- _What is needed_:
Extract all lines containing "timestamp".

- _Task data_:
>>>

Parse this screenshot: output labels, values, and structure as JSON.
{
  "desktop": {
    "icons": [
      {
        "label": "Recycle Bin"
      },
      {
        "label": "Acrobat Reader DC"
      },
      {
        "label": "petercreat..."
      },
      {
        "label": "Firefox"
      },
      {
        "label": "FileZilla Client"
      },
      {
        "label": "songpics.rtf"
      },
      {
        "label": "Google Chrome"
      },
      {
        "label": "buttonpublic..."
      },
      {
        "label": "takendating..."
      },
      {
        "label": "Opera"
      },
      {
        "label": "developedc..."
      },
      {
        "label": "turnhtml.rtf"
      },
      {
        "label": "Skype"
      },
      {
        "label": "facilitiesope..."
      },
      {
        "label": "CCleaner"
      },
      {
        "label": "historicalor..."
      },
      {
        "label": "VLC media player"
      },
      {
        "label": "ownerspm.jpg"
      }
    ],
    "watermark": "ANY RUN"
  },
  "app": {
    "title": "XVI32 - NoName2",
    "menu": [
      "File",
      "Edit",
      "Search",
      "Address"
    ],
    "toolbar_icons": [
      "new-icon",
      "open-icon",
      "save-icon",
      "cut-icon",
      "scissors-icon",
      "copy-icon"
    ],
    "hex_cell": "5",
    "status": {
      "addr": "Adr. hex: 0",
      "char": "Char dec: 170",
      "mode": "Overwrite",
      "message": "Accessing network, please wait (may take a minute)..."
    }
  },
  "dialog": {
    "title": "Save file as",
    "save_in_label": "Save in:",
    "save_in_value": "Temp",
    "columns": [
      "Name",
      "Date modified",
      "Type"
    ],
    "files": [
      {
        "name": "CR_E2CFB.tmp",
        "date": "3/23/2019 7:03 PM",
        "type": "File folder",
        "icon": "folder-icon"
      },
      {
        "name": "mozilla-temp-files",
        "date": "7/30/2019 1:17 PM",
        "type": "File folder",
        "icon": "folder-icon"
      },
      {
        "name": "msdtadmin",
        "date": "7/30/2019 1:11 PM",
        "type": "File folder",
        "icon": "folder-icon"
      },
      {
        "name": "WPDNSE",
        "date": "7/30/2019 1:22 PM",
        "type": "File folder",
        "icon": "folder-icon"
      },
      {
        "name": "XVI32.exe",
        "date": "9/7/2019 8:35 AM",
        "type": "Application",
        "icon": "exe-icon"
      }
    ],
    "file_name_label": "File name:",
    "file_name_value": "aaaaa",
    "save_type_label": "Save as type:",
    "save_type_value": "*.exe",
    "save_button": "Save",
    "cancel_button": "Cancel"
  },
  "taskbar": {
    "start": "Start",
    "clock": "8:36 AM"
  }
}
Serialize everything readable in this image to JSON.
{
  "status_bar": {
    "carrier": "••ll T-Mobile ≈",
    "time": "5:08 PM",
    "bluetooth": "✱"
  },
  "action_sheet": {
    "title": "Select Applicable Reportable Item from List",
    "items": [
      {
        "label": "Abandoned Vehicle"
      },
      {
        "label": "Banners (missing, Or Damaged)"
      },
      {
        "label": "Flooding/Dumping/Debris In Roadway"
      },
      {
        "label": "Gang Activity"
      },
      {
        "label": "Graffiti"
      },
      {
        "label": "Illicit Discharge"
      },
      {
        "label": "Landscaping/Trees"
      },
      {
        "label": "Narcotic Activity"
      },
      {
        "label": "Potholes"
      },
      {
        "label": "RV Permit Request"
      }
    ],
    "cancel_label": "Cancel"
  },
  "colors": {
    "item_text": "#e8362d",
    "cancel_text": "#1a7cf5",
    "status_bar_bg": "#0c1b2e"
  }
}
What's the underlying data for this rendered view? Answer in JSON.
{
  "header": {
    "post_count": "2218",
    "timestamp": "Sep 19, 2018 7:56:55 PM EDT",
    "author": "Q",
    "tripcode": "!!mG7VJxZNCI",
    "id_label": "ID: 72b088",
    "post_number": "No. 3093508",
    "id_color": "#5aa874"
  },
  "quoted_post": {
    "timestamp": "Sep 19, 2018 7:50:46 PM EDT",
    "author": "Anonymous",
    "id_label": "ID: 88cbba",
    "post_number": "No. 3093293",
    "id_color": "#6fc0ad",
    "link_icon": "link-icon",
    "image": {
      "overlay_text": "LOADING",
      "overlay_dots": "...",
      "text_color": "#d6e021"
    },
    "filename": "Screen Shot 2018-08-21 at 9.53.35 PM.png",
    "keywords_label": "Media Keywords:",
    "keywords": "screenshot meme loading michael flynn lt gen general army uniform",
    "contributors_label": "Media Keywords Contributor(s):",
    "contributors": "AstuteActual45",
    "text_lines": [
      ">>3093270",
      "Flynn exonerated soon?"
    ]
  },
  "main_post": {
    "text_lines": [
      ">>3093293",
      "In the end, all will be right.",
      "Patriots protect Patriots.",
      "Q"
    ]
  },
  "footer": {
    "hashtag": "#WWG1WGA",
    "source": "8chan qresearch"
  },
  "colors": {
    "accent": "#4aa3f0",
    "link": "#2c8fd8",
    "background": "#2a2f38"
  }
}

<<<

- _Right answer_:
    "timestamp": "Sep 19, 2018 7:56:55 PM EDT",
    "timestamp": "Sep 19, 2018 7:50:46 PM EDT",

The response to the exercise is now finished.